AVAILABLE RECORDS:
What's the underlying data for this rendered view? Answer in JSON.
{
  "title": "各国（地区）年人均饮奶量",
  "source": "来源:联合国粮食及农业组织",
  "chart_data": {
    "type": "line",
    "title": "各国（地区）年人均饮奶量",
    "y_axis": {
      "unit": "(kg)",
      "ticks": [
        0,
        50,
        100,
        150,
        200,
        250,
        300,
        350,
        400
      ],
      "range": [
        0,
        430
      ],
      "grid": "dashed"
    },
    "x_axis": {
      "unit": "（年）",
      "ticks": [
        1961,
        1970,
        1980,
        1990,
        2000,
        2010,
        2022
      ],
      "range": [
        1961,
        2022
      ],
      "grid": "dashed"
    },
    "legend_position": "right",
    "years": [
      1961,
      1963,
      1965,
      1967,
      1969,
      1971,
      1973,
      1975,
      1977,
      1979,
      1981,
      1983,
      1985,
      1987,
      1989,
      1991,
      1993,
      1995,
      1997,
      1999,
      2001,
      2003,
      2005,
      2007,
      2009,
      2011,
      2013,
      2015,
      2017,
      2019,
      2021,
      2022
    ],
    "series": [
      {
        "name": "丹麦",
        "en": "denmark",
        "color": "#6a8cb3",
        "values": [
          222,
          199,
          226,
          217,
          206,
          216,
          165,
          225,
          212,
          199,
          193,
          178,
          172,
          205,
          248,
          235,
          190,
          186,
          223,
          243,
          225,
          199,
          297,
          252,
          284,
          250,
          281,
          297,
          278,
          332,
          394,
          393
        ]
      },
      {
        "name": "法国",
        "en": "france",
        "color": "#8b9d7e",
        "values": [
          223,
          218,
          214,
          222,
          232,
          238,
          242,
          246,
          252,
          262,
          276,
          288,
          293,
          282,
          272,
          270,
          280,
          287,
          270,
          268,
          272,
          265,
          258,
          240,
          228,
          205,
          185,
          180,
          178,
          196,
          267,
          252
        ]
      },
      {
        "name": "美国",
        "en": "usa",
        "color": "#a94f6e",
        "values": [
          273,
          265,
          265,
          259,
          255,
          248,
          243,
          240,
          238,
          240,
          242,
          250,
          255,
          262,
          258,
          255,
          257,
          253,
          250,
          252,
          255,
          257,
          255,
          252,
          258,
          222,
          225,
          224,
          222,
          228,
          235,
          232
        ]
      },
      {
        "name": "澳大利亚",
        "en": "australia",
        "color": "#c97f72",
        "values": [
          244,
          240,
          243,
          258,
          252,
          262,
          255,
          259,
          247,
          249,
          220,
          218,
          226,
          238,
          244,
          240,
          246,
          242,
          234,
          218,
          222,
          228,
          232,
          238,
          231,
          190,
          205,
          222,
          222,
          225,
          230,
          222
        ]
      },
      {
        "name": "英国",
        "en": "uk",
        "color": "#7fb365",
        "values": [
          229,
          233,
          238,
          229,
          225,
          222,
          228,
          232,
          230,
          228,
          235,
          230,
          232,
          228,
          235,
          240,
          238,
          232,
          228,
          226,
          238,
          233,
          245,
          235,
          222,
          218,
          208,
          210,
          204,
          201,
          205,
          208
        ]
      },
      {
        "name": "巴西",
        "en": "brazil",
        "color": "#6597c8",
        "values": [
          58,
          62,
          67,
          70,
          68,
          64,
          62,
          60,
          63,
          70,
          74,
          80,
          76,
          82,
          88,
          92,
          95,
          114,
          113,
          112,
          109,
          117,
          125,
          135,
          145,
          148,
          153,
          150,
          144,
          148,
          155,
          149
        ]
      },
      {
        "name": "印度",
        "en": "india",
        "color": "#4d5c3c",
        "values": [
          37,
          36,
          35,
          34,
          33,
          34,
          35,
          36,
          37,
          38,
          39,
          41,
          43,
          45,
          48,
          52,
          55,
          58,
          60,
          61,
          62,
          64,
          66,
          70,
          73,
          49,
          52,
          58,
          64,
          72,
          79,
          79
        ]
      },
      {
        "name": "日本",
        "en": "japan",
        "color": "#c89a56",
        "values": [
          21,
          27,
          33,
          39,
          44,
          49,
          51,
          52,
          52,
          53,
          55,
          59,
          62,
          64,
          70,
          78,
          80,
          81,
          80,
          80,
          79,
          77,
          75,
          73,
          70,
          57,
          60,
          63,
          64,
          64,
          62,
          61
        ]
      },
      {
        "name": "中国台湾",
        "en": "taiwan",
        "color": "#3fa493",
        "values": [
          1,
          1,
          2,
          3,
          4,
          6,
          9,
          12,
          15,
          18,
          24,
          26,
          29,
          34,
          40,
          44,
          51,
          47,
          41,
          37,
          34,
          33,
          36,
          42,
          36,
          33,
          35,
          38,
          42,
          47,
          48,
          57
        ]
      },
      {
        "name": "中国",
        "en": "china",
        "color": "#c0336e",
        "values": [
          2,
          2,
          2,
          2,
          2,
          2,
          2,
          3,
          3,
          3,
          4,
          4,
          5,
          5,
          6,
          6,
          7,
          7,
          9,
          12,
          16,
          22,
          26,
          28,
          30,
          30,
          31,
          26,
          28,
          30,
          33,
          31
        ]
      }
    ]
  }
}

AIM:
Lines of the listing that contain the word "name" are to be counted; report only their number.

TASK OUTPUT:
10